* Begin The data *

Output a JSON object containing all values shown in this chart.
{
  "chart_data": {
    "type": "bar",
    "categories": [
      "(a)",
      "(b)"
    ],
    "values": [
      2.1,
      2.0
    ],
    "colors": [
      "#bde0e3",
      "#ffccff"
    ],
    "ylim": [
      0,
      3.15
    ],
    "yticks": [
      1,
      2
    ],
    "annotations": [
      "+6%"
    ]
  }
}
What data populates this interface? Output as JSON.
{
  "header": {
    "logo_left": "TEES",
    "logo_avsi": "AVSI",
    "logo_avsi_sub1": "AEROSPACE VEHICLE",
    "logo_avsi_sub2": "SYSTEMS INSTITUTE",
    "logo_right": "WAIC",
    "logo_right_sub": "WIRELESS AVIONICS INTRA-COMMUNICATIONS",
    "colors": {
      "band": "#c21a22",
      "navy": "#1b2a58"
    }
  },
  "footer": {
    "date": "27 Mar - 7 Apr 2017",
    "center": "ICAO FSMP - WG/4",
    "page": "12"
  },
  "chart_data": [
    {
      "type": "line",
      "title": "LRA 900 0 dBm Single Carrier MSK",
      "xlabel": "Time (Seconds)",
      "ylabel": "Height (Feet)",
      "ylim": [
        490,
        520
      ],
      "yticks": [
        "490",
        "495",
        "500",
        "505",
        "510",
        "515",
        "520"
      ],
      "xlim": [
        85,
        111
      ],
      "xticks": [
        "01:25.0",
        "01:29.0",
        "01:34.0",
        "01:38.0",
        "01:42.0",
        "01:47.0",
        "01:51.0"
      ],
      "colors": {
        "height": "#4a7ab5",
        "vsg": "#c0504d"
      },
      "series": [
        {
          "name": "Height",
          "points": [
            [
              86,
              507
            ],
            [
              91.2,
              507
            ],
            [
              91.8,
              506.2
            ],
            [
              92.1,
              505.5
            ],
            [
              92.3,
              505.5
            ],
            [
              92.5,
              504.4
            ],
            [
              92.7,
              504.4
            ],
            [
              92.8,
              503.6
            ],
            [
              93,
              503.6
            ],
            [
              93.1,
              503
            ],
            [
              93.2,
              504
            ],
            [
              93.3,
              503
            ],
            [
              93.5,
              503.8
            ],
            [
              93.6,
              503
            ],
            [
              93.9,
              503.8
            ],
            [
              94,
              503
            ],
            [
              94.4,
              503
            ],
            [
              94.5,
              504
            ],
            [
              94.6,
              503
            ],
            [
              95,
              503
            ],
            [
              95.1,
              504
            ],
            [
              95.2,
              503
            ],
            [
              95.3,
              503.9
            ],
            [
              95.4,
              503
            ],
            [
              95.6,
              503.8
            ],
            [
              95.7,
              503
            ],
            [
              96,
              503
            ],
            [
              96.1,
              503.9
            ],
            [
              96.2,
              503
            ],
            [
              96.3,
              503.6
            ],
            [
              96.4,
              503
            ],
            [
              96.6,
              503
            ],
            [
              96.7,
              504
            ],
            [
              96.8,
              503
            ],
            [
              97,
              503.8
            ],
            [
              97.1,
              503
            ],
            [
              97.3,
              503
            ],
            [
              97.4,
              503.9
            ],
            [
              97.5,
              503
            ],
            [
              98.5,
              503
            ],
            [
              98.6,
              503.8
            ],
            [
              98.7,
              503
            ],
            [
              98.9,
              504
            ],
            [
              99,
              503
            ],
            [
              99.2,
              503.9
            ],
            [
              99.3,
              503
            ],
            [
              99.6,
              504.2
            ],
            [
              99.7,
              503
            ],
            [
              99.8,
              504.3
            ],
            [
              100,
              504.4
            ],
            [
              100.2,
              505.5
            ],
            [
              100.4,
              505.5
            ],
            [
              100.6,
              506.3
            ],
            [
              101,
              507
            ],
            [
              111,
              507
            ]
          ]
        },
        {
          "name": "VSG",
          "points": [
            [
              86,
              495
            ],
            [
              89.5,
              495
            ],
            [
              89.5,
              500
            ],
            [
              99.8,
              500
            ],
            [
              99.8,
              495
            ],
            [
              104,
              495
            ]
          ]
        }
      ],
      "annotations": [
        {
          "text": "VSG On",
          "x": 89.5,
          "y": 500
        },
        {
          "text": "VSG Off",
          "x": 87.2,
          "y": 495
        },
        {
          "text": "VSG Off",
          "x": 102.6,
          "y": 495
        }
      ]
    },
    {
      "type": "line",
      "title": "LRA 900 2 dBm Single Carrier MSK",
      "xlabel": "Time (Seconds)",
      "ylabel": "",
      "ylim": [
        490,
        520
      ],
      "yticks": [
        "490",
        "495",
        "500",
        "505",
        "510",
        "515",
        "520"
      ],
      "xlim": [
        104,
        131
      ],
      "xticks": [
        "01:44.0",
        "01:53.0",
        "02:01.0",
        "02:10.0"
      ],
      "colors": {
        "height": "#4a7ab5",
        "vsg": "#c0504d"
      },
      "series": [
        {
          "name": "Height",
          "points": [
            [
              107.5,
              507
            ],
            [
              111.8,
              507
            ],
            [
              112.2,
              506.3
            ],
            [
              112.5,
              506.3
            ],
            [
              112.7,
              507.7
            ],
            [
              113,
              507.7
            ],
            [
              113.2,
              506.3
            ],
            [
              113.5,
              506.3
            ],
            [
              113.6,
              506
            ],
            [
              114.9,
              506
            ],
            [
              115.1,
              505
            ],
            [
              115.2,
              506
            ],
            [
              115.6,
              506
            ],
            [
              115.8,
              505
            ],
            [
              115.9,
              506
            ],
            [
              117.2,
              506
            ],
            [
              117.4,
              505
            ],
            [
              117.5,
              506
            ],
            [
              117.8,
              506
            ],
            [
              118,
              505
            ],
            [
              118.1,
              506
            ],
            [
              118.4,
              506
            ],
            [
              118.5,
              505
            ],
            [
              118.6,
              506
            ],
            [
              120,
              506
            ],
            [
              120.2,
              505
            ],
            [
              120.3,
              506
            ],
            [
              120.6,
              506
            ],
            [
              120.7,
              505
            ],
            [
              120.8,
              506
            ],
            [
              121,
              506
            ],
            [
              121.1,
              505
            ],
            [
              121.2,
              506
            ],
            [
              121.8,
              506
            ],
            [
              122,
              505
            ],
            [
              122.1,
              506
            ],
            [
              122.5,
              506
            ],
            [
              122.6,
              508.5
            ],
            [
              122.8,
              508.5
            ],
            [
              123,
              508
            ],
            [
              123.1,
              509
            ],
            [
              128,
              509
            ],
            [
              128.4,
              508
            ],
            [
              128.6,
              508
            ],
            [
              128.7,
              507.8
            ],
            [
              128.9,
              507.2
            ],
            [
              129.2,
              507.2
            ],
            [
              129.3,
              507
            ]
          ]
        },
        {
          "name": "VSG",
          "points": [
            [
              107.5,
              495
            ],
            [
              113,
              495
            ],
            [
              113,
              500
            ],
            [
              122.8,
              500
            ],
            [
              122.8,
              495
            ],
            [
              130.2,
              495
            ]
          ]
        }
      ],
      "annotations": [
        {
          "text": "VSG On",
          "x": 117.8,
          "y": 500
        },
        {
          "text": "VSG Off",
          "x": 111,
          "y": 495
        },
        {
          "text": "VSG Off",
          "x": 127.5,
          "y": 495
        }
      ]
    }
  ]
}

* End The data *

Directive :: Type out the material again exactly as presented.

In response ::
Output a JSON object containing all values shown in this chart.
{
  "chart_data": {
    "type": "bar",
    "categories": [
      "(a)",
      "(b)"
    ],
    "values": [
      2.1,
      2.0
    ],
    "colors": [
      "#bde0e3",
      "#ffccff"
    ],
    "ylim": [
      0,
      3.15
    ],
    "yticks": [
      1,
      2
    ],
    "annotations": [
      "+6%"
    ]
  }
}
What data populates this interface? Output as JSON.
{
  "header": {
    "logo_left": "TEES",
    "logo_avsi": "AVSI",
    "logo_avsi_sub1": "AEROSPACE VEHICLE",
    "logo_avsi_sub2": "SYSTEMS INSTITUTE",
    "logo_right": "WAIC",
    "logo_right_sub": "WIRELESS AVIONICS INTRA-COMMUNICATIONS",
    "colors": {
      "band": "#c21a22",
      "navy": "#1b2a58"
    }
  },
  "footer": {
    "date": "27 Mar - 7 Apr 2017",
    "center": "ICAO FSMP - WG/4",
    "page": "12"
  },
  "chart_data": [
    {
      "type": "line",
      "title": "LRA 900 0 dBm Single Carrier MSK",
      "xlabel": "Time (Seconds)",
      "ylabel": "Height (Feet)",
      "ylim": [
        490,
        520
      ],
      "yticks": [
        "490",
        "495",
        "500",
        "505",
        "510",
        "515",
        "520"
      ],
      "xlim": [
        85,
        111
      ],
      "xticks": [
        "01:25.0",
        "01:29.0",
        "01:34.0",
        "01:38.0",
        "01:42.0",
        "01:47.0",
        "01:51.0"
      ],
      "colors": {
        "height": "#4a7ab5",
        "vsg": "#c0504d"
      },
      "series": [
        {
          "name": "Height",
          "points": [
            [
              86,
              507
            ],
            [
              91.2,
              507
            ],
            [
              91.8,
              506.2
            ],
            [
              92.1,
              505.5
            ],
            [
              92.3,
              505.5
            ],
            [
              92.5,
              504.4
            ],
            [
              92.7,
              504.4
            ],
            [
              92.8,
              503.6
            ],
            [
              93,
              503.6
            ],
            [
              93.1,
              503
            ],
            [
              93.2,
              504
            ],
            [
              93.3,
              503
            ],
            [
              93.5,
              503.8
            ],
            [
              93.6,
              503
            ],
            [
              93.9,
              503.8
            ],
            [
              94,
              503
            ],
            [
              94.4,
              503
            ],
            [
              94.5,
              504
            ],
            [
              94.6,
              503
            ],
            [
              95,
              503
            ],
            [
              95.1,
              504
            ],
            [
              95.2,
              503
            ],
            [
              95.3,
              503.9
            ],
            [
              95.4,
              503
            ],
            [
              95.6,
              503.8
            ],
            [
              95.7,
              503
            ],
            [
              96,
              503
            ],
            [
              96.1,
              503.9
            ],
            [
              96.2,
              503
            ],
            [
              96.3,
              503.6
            ],
            [
              96.4,
              503
            ],
            [
              96.6,
              503
            ],
            [
              96.7,
              504
            ],
            [
              96.8,
              503
            ],
            [
              97,
              503.8
            ],
            [
              97.1,
              503
            ],
            [
              97.3,
              503
            ],
            [
              97.4,
              503.9
            ],
            [
              97.5,
              503
            ],
            [
              98.5,
              503
            ],
            [
              98.6,
              503.8
            ],
            [
              98.7,
              503
            ],
            [
              98.9,
              504
            ],
            [
              99,
              503
            ],
            [
              99.2,
              503.9
            ],
            [
              99.3,
              503
            ],
            [
              99.6,
              504.2
            ],
            [
              99.7,
              503
            ],
            [
              99.8,
              504.3
            ],
            [
              100,
              504.4
            ],
            [
              100.2,
              505.5
            ],
            [
              100.4,
              505.5
            ],
            [
              100.6,
              506.3
            ],
            [
              101,
              507
            ],
            [
              111,
              507
            ]
          ]
        },
        {
          "name": "VSG",
          "points": [
            [
              86,
              495
            ],
            [
              89.5,
              495
            ],
            [
              89.5,
              500
            ],
            [
              99.8,
              500
            ],
            [
              99.8,
              495
            ],
            [
              104,
              495
            ]
          ]
        }
      ],
      "annotations": [
        {
          "text": "VSG On",
          "x": 89.5,
          "y": 500
        },
        {
          "text": "VSG Off",
          "x": 87.2,
          "y": 495
        },
        {
          "text": "VSG Off",
          "x": 102.6,
          "y": 495
        }
      ]
    },
    {
      "type": "line",
      "title": "LRA 900 2 dBm Single Carrier MSK",
      "xlabel": "Time (Seconds)",
      "ylabel": "",
      "ylim": [
        490,
        520
      ],
      "yticks": [
        "490",
        "495",
        "500",
        "505",
        "510",
        "515",
        "520"
      ],
      "xlim": [
        104,
        131
      ],
      "xticks": [
        "01:44.0",
        "01:53.0",
        "02:01.0",
        "02:10.0"
      ],
      "colors": {
        "height": "#4a7ab5",
        "vsg": "#c0504d"
      },
      "series": [
        {
          "name": "Height",
          "points": [
            [
              107.5,
              507
            ],
            [
              111.8,
              507
            ],
            [
              112.2,
              506.3
            ],
            [
              112.5,
              506.3
            ],
            [
              112.7,
              507.7
            ],
            [
              113,
              507.7
            ],
            [
              113.2,
              506.3
            ],
            [
              113.5,
              506.3
            ],
            [
              113.6,
              506
            ],
            [
              114.9,
              506
            ],
            [
              115.1,
              505
            ],
            [
              115.2,
              506
            ],
            [
              115.6,
              506
            ],
            [
              115.8,
              505
            ],
            [
              115.9,
              506
            ],
            [
              117.2,
              506
            ],
            [
              117.4,
              505
            ],
            [
              117.5,
              506
            ],
            [
              117.8,
              506
            ],
            [
              118,
              505
            ],
            [
              118.1,
              506
            ],
            [
              118.4,
              506
            ],
            [
              118.5,
              505
            ],
            [
              118.6,
              506
            ],
            [
              120,
              506
            ],
            [
              120.2,
              505
            ],
            [
              120.3,
              506
            ],
            [
              120.6,
              506
            ],
            [
              120.7,
              505
            ],
            [
              120.8,
              506
            ],
            [
              121,
              506
            ],
            [
              121.1,
              505
            ],
            [
              121.2,
              506
            ],
            [
              121.8,
              506
            ],
            [
              122,
              505
            ],
            [
              122.1,
              506
            ],
            [
              122.5,
              506
            ],
            [
              122.6,
              508.5
            ],
            [
              122.8,
              508.5
            ],
            [
              123,
              508
            ],
            [
              123.1,
              509
            ],
            [
              128,
              509
            ],
            [
              128.4,
              508
            ],
            [
              128.6,
              508
            ],
            [
              128.7,
              507.8
            ],
            [
              128.9,
              507.2
            ],
            [
              129.2,
              507.2
            ],
            [
              129.3,
              507
            ]
          ]
        },
        {
          "name": "VSG",
          "points": [
            [
              107.5,
              495
            ],
            [
              113,
              495
            ],
            [
              113,
              500
            ],
            [
              122.8,
              500
            ],
            [
              122.8,
              495
            ],
            [
              130.2,
              495
            ]
          ]
        }
      ],
      "annotations": [
        {
          "text": "VSG On",
          "x": 117.8,
          "y": 500
        },
        {
          "text": "VSG Off",
          "x": 111,
          "y": 495
        },
        {
          "text": "VSG Off",
          "x": 127.5,
          "y": 495
        }
      ]
    }
  ]
}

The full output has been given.